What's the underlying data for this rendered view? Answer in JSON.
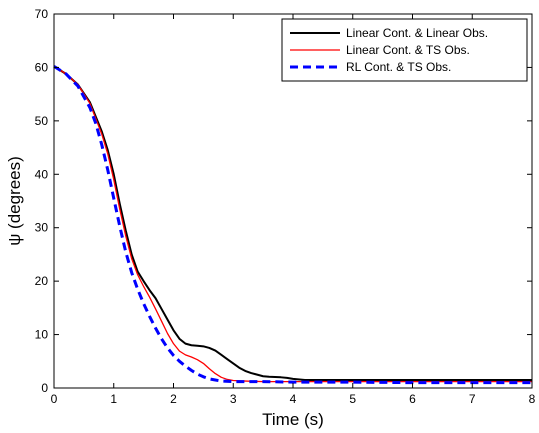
{
  "chart_data": {
    "type": "line",
    "title": "",
    "xlabel": "Time (s)",
    "ylabel": "ψ (degrees)",
    "xlim": [
      0,
      8
    ],
    "ylim": [
      0,
      70
    ],
    "x_ticks": [
      0,
      1,
      2,
      3,
      4,
      5,
      6,
      7,
      8
    ],
    "y_ticks": [
      0,
      10,
      20,
      30,
      40,
      50,
      60,
      70
    ],
    "grid": false,
    "legend_position": "top-right",
    "series": [
      {
        "name": "Linear Cont. & Linear Obs.",
        "color": "#000000",
        "style": "solid",
        "points": [
          [
            0,
            60.2
          ],
          [
            0.2,
            58.8
          ],
          [
            0.4,
            56.8
          ],
          [
            0.6,
            53.5
          ],
          [
            0.8,
            48.0
          ],
          [
            0.9,
            44.5
          ],
          [
            1.0,
            40.0
          ],
          [
            1.1,
            34.5
          ],
          [
            1.2,
            29.5
          ],
          [
            1.3,
            25.0
          ],
          [
            1.4,
            21.8
          ],
          [
            1.5,
            20.0
          ],
          [
            1.6,
            18.3
          ],
          [
            1.7,
            16.8
          ],
          [
            1.8,
            14.8
          ],
          [
            1.9,
            12.8
          ],
          [
            2.0,
            10.8
          ],
          [
            2.1,
            9.2
          ],
          [
            2.2,
            8.3
          ],
          [
            2.3,
            8.0
          ],
          [
            2.4,
            7.9
          ],
          [
            2.5,
            7.8
          ],
          [
            2.6,
            7.5
          ],
          [
            2.7,
            7.0
          ],
          [
            2.8,
            6.2
          ],
          [
            2.9,
            5.4
          ],
          [
            3.0,
            4.6
          ],
          [
            3.1,
            3.8
          ],
          [
            3.2,
            3.2
          ],
          [
            3.3,
            2.8
          ],
          [
            3.4,
            2.5
          ],
          [
            3.5,
            2.2
          ],
          [
            3.6,
            2.1
          ],
          [
            3.8,
            2.0
          ],
          [
            3.9,
            1.9
          ],
          [
            4.0,
            1.7
          ],
          [
            4.2,
            1.5
          ],
          [
            4.5,
            1.5
          ],
          [
            5.0,
            1.5
          ],
          [
            6.0,
            1.5
          ],
          [
            7.0,
            1.5
          ],
          [
            8.0,
            1.5
          ]
        ]
      },
      {
        "name": "Linear Cont. & TS Obs.",
        "color": "#ff0000",
        "style": "solid",
        "points": [
          [
            0,
            60.2
          ],
          [
            0.2,
            58.8
          ],
          [
            0.4,
            56.8
          ],
          [
            0.6,
            53.3
          ],
          [
            0.8,
            47.5
          ],
          [
            0.9,
            43.8
          ],
          [
            1.0,
            39.0
          ],
          [
            1.1,
            33.5
          ],
          [
            1.2,
            28.5
          ],
          [
            1.3,
            24.2
          ],
          [
            1.4,
            21.2
          ],
          [
            1.5,
            19.0
          ],
          [
            1.6,
            17.0
          ],
          [
            1.7,
            14.8
          ],
          [
            1.8,
            12.5
          ],
          [
            1.9,
            10.2
          ],
          [
            2.0,
            8.3
          ],
          [
            2.1,
            6.9
          ],
          [
            2.2,
            6.2
          ],
          [
            2.3,
            5.8
          ],
          [
            2.4,
            5.3
          ],
          [
            2.5,
            4.6
          ],
          [
            2.6,
            3.6
          ],
          [
            2.7,
            2.7
          ],
          [
            2.8,
            2.0
          ],
          [
            2.9,
            1.6
          ],
          [
            3.0,
            1.4
          ],
          [
            3.2,
            1.3
          ],
          [
            3.5,
            1.2
          ],
          [
            4.0,
            1.2
          ],
          [
            5.0,
            1.2
          ],
          [
            6.0,
            1.2
          ],
          [
            7.0,
            1.2
          ],
          [
            8.0,
            1.2
          ]
        ]
      },
      {
        "name": "RL Cont. & TS Obs.",
        "color": "#0000ff",
        "style": "dashed",
        "points": [
          [
            0,
            60.2
          ],
          [
            0.2,
            58.8
          ],
          [
            0.4,
            56.5
          ],
          [
            0.6,
            52.5
          ],
          [
            0.7,
            49.5
          ],
          [
            0.8,
            45.5
          ],
          [
            0.9,
            40.8
          ],
          [
            1.0,
            35.5
          ],
          [
            1.1,
            30.3
          ],
          [
            1.2,
            25.5
          ],
          [
            1.3,
            21.6
          ],
          [
            1.4,
            18.5
          ],
          [
            1.5,
            15.8
          ],
          [
            1.6,
            13.4
          ],
          [
            1.7,
            11.2
          ],
          [
            1.8,
            9.2
          ],
          [
            1.9,
            7.5
          ],
          [
            2.0,
            6.1
          ],
          [
            2.1,
            5.0
          ],
          [
            2.2,
            4.1
          ],
          [
            2.3,
            3.3
          ],
          [
            2.4,
            2.6
          ],
          [
            2.5,
            2.1
          ],
          [
            2.6,
            1.7
          ],
          [
            2.7,
            1.5
          ],
          [
            2.8,
            1.3
          ],
          [
            3.0,
            1.2
          ],
          [
            3.5,
            1.2
          ],
          [
            4.0,
            1.1
          ],
          [
            5.0,
            1.1
          ],
          [
            6.0,
            1.0
          ],
          [
            7.0,
            1.0
          ],
          [
            8.0,
            1.0
          ]
        ]
      }
    ]
  }
}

----------

▸ **REQUEST**:
Wherever the string "Linear" appears in the entries above, list that line.

▸ **TASK OUTPUT**:
        "name": "Linear Cont. & Linear Obs.",
        "name": "Linear Cont. & TS Obs.",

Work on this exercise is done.